**Task statement**
Can you reproduce the material below with every "tick-label" changed to "tick-text" and nothing else altered?

(Layout records)

=-=-=-=-=

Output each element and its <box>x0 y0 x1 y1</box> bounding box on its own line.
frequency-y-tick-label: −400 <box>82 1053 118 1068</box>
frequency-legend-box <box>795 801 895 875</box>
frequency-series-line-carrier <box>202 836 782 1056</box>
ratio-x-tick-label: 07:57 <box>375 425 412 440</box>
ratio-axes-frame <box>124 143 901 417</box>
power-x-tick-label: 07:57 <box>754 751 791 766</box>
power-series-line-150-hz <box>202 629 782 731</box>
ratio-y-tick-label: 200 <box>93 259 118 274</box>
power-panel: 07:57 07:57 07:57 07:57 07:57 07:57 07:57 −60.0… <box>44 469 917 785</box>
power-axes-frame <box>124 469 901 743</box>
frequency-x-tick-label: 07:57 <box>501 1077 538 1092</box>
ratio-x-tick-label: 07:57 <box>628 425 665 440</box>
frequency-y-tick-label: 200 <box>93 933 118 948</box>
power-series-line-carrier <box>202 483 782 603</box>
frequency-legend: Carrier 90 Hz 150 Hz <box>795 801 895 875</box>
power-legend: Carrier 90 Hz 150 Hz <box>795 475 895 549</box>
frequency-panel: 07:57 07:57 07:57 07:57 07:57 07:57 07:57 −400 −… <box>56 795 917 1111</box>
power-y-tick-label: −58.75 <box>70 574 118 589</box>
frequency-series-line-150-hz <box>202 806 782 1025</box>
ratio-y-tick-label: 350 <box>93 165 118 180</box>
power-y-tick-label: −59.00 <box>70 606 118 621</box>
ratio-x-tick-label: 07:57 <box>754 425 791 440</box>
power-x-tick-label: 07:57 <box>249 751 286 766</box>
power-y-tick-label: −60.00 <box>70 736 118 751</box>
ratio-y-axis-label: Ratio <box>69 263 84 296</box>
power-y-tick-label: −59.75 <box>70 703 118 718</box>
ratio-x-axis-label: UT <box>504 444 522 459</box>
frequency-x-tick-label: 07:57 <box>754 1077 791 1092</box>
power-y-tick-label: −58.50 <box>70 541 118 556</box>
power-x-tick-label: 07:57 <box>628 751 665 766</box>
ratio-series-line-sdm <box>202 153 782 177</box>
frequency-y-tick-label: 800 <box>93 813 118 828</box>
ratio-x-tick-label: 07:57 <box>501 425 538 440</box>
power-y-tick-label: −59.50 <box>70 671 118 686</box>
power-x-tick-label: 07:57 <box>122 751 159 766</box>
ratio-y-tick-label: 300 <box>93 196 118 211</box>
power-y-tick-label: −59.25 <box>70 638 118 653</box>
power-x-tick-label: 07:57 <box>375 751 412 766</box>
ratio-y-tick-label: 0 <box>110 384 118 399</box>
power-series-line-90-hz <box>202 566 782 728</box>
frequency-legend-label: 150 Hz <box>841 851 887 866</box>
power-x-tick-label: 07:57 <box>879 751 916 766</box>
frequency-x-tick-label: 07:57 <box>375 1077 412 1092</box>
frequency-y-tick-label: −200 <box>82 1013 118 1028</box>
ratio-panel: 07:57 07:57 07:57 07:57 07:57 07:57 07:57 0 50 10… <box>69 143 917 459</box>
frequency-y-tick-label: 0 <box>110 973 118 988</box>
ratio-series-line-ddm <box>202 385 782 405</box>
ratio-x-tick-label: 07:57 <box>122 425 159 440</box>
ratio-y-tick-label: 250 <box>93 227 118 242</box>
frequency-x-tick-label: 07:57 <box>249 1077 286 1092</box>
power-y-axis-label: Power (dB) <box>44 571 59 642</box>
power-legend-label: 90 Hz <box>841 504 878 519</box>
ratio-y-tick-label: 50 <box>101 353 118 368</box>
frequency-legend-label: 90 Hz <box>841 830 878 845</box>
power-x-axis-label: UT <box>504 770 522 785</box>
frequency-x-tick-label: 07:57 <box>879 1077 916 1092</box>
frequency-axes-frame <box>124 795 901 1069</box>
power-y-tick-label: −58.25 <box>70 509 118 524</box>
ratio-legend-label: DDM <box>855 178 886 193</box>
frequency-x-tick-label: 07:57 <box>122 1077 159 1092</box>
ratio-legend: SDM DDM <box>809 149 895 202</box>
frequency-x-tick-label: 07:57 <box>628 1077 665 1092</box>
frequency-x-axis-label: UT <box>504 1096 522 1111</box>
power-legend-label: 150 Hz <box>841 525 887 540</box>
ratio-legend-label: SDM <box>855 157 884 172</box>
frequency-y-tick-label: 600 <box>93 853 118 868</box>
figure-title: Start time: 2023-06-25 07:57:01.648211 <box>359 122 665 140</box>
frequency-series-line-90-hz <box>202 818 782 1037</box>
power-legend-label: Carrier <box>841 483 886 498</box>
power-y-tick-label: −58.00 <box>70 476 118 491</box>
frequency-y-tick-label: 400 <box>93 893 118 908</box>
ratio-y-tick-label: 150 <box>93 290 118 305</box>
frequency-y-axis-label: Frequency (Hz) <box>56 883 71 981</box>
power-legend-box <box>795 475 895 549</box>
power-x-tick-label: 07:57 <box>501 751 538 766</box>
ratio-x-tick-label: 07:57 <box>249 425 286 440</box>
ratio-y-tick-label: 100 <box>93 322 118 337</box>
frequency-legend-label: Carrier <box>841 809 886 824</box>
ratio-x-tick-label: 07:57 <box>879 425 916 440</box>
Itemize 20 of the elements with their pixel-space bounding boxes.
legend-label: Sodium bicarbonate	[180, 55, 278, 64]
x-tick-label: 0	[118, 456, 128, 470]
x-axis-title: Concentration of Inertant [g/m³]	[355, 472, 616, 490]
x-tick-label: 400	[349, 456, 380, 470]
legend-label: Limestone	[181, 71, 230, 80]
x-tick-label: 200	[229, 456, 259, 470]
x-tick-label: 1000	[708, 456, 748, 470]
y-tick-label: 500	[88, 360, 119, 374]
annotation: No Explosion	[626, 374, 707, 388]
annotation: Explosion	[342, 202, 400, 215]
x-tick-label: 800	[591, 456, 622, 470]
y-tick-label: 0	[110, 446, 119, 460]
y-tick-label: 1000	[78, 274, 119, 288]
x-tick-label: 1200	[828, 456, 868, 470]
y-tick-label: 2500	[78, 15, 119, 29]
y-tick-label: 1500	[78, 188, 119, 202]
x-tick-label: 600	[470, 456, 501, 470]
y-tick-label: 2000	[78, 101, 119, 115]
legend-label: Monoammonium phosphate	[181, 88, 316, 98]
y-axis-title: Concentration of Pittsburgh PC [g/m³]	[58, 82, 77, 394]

=-=-=-=-=

**Correct result**
Output each element and its <box>x0 y0 x1 y1</box> bounding box on its own line.
frequency-y-tick-text: −400 <box>82 1053 118 1068</box>
frequency-legend-box <box>795 801 895 875</box>
frequency-series-line-carrier <box>202 836 782 1056</box>
ratio-x-tick-text: 07:57 <box>375 425 412 440</box>
ratio-axes-frame <box>124 143 901 417</box>
power-x-tick-text: 07:57 <box>754 751 791 766</box>
power-series-line-150-hz <box>202 629 782 731</box>
ratio-y-tick-text: 200 <box>93 259 118 274</box>
power-panel: 07:57 07:57 07:57 07:57 07:57 07:57 07:57 −60.0… <box>44 469 917 785</box>
power-axes-frame <box>124 469 901 743</box>
frequency-x-tick-text: 07:57 <box>501 1077 538 1092</box>
ratio-x-tick-text: 07:57 <box>628 425 665 440</box>
frequency-y-tick-text: 200 <box>93 933 118 948</box>
power-series-line-carrier <box>202 483 782 603</box>
frequency-legend: Carrier 90 Hz 150 Hz <box>795 801 895 875</box>
power-legend: Carrier 90 Hz 150 Hz <box>795 475 895 549</box>
frequency-panel: 07:57 07:57 07:57 07:57 07:57 07:57 07:57 −400 −… <box>56 795 917 1111</box>
power-y-tick-text: −58.75 <box>70 574 118 589</box>
frequency-series-line-150-hz <box>202 806 782 1025</box>
ratio-y-tick-text: 350 <box>93 165 118 180</box>
power-y-tick-text: −59.00 <box>70 606 118 621</box>
ratio-x-tick-text: 07:57 <box>754 425 791 440</box>
power-x-tick-text: 07:57 <box>249 751 286 766</box>
power-y-tick-text: −60.00 <box>70 736 118 751</box>
ratio-y-axis-label: Ratio <box>69 263 84 296</box>
power-y-tick-text: −59.75 <box>70 703 118 718</box>
ratio-x-axis-label: UT <box>504 444 522 459</box>
frequency-x-tick-text: 07:57 <box>754 1077 791 1092</box>
power-y-tick-text: −58.50 <box>70 541 118 556</box>
power-x-tick-text: 07:57 <box>628 751 665 766</box>
ratio-series-line-sdm <box>202 153 782 177</box>
frequency-y-tick-text: 800 <box>93 813 118 828</box>
ratio-x-tick-text: 07:57 <box>501 425 538 440</box>
power-y-tick-text: −59.50 <box>70 671 118 686</box>
power-x-tick-text: 07:57 <box>122 751 159 766</box>
ratio-y-tick-text: 300 <box>93 196 118 211</box>
power-y-tick-text: −59.25 <box>70 638 118 653</box>
power-x-tick-text: 07:57 <box>375 751 412 766</box>
ratio-y-tick-text: 0 <box>110 384 118 399</box>
power-series-line-90-hz <box>202 566 782 728</box>
frequency-legend-label: 150 Hz <box>841 851 887 866</box>
power-x-tick-text: 07:57 <box>879 751 916 766</box>
frequency-x-tick-text: 07:57 <box>375 1077 412 1092</box>
frequency-y-tick-text: −200 <box>82 1013 118 1028</box>
ratio-panel: 07:57 07:57 07:57 07:57 07:57 07:57 07:57 0 50 10… <box>69 143 917 459</box>
frequency-y-tick-text: 0 <box>110 973 118 988</box>
ratio-series-line-ddm <box>202 385 782 405</box>
ratio-x-tick-text: 07:57 <box>122 425 159 440</box>
ratio-y-tick-text: 250 <box>93 227 118 242</box>
frequency-x-tick-text: 07:57 <box>249 1077 286 1092</box>
power-y-axis-label: Power (dB) <box>44 571 59 642</box>
power-legend-label: 90 Hz <box>841 504 878 519</box>
ratio-y-tick-text: 50 <box>101 353 118 368</box>
frequency-legend-label: 90 Hz <box>841 830 878 845</box>
power-x-axis-label: UT <box>504 770 522 785</box>
frequency-x-tick-text: 07:57 <box>879 1077 916 1092</box>
frequency-axes-frame <box>124 795 901 1069</box>
power-y-tick-text: −58.25 <box>70 509 118 524</box>
ratio-legend-label: DDM <box>855 178 886 193</box>
frequency-x-tick-text: 07:57 <box>122 1077 159 1092</box>
ratio-legend: SDM DDM <box>809 149 895 202</box>
frequency-x-tick-text: 07:57 <box>628 1077 665 1092</box>
frequency-x-axis-label: UT <box>504 1096 522 1111</box>
power-legend-label: 150 Hz <box>841 525 887 540</box>
ratio-legend-label: SDM <box>855 157 884 172</box>
frequency-y-tick-text: 600 <box>93 853 118 868</box>
figure-title: Start time: 2023-06-25 07:57:01.648211 <box>359 122 665 140</box>
frequency-series-line-90-hz <box>202 818 782 1037</box>
power-legend-label: Carrier <box>841 483 886 498</box>
power-y-tick-text: −58.00 <box>70 476 118 491</box>
frequency-y-tick-text: 400 <box>93 893 118 908</box>
ratio-y-tick-text: 150 <box>93 290 118 305</box>
frequency-y-axis-label: Frequency (Hz) <box>56 883 71 981</box>
power-legend-box <box>795 475 895 549</box>
power-x-tick-text: 07:57 <box>501 751 538 766</box>
ratio-x-tick-text: 07:57 <box>249 425 286 440</box>
ratio-y-tick-text: 100 <box>93 322 118 337</box>
frequency-legend-label: Carrier <box>841 809 886 824</box>
ratio-x-tick-text: 07:57 <box>879 425 916 440</box>
Itemize 20 of the elements with their pixel-space bounding boxes.
legend-label: Sodium bicarbonate	[180, 55, 278, 64]
x-tick-text: 0	[118, 456, 128, 470]
x-axis-title: Concentration of Inertant [g/m³]	[355, 472, 616, 490]
x-tick-text: 400	[349, 456, 380, 470]
legend-label: Limestone	[181, 71, 230, 80]
x-tick-text: 200	[229, 456, 259, 470]
x-tick-text: 1000	[708, 456, 748, 470]
y-tick-text: 500	[88, 360, 119, 374]
annotation: No Explosion	[626, 374, 707, 388]
annotation: Explosion	[342, 202, 400, 215]
x-tick-text: 800	[591, 456, 622, 470]
y-tick-text: 0	[110, 446, 119, 460]
y-tick-text: 1000	[78, 274, 119, 288]
x-tick-text: 1200	[828, 456, 868, 470]
y-tick-text: 2500	[78, 15, 119, 29]
y-tick-text: 1500	[78, 188, 119, 202]
x-tick-text: 600	[470, 456, 501, 470]
y-tick-text: 2000	[78, 101, 119, 115]
legend-label: Monoammonium phosphate	[181, 88, 316, 98]
y-axis-title: Concentration of Pittsburgh PC [g/m³]	[58, 82, 77, 394]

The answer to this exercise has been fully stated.